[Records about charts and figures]
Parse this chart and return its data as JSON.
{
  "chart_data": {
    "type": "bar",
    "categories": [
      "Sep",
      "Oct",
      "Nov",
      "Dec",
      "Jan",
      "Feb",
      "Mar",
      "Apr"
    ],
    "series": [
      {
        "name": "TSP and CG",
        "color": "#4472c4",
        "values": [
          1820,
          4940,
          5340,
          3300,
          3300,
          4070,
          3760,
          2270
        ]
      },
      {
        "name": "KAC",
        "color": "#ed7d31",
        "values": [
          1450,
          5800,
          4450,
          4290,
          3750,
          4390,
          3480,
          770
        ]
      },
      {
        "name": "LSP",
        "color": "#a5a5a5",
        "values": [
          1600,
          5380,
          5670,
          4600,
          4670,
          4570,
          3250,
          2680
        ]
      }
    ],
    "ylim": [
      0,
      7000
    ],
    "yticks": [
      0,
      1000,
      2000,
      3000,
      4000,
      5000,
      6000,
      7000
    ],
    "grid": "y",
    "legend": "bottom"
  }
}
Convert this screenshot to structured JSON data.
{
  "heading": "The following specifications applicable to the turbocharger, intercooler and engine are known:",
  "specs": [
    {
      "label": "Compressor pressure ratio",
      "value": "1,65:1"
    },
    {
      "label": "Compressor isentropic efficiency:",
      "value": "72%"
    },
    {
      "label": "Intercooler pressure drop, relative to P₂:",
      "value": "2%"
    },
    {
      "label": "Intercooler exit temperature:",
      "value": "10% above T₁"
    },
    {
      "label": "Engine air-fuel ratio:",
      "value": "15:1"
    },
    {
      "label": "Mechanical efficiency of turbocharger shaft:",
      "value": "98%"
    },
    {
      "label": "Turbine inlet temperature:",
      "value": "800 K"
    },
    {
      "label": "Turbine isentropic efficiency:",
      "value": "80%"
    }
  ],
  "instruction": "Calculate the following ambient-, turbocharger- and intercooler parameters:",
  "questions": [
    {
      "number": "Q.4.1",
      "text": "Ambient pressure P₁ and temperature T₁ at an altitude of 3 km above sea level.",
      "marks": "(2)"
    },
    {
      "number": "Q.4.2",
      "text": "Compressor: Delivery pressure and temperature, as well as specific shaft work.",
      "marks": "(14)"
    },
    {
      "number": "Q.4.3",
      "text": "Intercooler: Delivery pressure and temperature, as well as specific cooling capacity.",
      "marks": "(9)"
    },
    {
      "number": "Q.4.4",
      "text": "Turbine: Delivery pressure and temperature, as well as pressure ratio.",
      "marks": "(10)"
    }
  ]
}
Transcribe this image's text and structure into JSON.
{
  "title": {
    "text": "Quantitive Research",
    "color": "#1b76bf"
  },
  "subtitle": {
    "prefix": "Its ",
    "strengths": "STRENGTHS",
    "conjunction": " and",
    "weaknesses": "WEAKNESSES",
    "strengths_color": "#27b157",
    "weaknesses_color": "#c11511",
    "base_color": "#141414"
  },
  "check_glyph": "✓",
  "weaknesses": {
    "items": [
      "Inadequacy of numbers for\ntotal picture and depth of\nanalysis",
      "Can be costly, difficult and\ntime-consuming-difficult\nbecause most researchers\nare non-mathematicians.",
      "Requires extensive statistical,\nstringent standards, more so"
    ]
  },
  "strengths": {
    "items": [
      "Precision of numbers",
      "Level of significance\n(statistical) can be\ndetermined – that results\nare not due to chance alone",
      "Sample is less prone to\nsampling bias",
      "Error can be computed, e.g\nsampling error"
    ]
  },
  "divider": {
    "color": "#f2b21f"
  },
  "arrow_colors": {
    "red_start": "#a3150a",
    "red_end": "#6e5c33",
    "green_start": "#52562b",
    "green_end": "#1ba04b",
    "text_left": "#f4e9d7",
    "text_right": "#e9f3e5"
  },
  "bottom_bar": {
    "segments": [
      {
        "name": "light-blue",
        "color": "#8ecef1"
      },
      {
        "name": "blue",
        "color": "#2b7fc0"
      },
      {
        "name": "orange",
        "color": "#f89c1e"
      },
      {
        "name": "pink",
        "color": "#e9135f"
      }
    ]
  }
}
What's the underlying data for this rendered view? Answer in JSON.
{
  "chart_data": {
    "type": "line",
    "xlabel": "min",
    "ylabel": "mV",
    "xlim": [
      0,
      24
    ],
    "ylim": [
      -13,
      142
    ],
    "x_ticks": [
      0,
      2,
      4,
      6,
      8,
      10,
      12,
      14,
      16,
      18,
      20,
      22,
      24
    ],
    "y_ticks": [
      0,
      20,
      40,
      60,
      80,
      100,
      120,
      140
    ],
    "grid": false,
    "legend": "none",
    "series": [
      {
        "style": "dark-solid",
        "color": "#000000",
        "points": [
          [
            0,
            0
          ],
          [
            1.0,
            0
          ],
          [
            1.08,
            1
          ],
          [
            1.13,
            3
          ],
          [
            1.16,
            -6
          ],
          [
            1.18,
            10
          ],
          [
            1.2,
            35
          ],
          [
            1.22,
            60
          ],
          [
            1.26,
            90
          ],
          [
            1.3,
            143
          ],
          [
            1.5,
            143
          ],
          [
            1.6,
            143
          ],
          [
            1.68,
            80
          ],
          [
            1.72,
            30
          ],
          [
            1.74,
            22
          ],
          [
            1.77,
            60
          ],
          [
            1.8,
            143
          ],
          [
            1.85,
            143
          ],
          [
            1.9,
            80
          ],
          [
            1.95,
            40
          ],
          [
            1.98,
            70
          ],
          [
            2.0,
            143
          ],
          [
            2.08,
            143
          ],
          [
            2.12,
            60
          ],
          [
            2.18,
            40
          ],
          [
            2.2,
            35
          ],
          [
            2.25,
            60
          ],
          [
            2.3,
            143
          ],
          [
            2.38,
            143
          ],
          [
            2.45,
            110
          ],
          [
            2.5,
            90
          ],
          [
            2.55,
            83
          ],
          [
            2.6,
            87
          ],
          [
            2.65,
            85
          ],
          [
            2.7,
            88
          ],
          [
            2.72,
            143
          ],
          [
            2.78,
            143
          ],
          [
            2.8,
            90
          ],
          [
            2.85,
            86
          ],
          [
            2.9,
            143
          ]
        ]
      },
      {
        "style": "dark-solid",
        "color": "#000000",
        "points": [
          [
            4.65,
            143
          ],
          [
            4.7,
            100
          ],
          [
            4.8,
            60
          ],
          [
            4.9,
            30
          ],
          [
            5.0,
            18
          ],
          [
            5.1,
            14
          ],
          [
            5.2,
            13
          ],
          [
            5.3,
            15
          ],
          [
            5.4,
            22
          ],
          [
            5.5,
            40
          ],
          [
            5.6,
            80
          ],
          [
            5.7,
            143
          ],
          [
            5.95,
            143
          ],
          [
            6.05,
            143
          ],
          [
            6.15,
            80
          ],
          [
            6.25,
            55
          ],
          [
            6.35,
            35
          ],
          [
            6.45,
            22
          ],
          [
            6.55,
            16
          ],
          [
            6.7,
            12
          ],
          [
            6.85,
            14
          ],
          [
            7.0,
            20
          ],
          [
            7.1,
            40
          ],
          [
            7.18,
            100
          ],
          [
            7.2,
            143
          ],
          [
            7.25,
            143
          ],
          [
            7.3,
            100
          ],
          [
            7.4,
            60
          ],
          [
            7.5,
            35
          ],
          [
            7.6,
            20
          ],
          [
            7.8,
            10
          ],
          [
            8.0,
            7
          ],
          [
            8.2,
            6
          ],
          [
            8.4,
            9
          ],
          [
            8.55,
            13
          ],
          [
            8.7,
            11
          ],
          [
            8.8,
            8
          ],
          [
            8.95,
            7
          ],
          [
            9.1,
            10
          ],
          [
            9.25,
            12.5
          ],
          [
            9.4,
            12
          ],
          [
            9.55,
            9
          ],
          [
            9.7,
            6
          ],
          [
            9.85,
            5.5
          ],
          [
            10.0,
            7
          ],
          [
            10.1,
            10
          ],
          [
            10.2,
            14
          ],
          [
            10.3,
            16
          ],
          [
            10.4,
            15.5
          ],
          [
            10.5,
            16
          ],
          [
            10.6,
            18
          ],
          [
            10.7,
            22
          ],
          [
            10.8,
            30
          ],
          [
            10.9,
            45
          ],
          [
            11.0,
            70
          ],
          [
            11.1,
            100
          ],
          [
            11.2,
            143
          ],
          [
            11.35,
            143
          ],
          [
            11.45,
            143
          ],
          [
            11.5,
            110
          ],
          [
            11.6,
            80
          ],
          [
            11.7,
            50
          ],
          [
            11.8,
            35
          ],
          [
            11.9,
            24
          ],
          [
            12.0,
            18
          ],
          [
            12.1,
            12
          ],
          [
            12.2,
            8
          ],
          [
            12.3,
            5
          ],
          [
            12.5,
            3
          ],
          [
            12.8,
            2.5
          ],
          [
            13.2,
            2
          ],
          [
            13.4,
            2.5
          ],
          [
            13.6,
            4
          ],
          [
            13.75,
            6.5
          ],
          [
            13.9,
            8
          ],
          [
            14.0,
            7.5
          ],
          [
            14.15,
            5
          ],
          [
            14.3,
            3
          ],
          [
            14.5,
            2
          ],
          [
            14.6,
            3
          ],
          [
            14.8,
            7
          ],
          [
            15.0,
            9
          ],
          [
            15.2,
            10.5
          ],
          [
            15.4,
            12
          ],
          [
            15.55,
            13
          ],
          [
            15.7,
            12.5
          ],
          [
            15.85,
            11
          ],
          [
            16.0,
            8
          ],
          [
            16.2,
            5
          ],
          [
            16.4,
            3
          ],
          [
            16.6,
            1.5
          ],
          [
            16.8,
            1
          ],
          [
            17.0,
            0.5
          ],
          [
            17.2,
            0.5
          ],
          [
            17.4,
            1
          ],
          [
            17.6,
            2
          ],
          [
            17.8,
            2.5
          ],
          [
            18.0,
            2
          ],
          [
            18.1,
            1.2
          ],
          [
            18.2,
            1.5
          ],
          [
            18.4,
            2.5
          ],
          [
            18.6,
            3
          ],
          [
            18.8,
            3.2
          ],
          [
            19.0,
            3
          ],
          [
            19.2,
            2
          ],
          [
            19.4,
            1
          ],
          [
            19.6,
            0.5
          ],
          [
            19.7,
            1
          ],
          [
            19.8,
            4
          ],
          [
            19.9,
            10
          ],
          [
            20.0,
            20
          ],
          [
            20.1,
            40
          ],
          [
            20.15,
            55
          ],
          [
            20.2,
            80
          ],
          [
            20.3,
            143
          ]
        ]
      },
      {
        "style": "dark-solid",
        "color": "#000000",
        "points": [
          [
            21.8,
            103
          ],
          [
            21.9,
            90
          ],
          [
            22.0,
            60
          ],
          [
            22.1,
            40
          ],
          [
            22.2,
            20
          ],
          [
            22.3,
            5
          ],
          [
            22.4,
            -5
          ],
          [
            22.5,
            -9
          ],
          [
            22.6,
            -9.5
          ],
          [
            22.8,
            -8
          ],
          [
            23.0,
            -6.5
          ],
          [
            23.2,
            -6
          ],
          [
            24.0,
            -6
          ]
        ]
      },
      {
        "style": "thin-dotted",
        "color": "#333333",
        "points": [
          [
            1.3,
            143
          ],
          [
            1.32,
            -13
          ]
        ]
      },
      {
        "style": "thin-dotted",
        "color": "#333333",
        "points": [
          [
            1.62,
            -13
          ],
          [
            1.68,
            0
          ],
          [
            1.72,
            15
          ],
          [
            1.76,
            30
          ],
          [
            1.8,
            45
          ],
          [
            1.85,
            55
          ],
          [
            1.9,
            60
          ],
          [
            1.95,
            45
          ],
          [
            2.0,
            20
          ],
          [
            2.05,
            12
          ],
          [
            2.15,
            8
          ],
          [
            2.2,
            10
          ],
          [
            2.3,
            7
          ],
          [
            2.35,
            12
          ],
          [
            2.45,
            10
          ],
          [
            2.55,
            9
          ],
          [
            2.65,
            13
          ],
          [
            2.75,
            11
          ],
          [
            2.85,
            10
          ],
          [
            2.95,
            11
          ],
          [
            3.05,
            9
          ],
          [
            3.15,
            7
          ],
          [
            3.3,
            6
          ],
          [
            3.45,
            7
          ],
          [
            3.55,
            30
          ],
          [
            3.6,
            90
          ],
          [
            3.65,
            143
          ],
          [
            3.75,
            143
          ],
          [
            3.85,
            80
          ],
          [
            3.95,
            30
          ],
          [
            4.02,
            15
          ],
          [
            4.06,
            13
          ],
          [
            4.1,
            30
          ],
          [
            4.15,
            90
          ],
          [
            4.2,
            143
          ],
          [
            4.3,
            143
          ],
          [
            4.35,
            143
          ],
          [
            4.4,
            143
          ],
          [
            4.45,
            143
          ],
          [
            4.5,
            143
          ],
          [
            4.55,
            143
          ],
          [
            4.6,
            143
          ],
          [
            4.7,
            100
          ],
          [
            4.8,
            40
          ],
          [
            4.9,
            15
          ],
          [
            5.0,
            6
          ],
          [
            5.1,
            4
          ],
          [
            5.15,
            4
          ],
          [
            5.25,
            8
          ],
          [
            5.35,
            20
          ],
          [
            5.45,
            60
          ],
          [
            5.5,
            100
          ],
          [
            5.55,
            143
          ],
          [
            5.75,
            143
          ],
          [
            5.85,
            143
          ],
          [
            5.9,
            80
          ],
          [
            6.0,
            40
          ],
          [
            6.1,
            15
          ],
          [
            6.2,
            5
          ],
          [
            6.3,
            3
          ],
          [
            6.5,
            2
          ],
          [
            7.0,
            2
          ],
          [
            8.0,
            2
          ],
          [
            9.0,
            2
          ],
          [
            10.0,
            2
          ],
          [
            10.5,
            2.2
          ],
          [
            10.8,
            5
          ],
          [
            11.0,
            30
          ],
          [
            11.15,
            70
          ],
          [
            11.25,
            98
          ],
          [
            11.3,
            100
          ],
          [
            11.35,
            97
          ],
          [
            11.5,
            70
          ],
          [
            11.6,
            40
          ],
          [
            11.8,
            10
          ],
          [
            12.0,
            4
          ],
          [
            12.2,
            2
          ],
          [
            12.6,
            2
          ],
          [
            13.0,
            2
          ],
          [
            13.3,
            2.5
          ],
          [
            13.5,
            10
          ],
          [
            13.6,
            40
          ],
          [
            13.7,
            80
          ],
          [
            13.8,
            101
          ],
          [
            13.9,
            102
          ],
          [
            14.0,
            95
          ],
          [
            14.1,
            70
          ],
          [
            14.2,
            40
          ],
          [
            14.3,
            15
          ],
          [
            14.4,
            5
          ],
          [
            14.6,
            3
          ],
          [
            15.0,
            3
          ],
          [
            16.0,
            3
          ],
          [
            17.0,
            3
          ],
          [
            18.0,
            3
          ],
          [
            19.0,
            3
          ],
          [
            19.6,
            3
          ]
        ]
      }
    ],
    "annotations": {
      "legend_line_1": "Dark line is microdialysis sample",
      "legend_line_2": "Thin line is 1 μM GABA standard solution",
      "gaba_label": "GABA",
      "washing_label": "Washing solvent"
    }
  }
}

■ Directions: Pick out each line above that includes "well" and show it.

■ Exercise result:
      "text": "Compressor: Delivery pressure and temperature, as well as specific shaft work.",
      "text": "Intercooler: Delivery pressure and temperature, as well as specific cooling capacity.",
      "text": "Turbine: Delivery pressure and temperature, as well as pressure ratio.",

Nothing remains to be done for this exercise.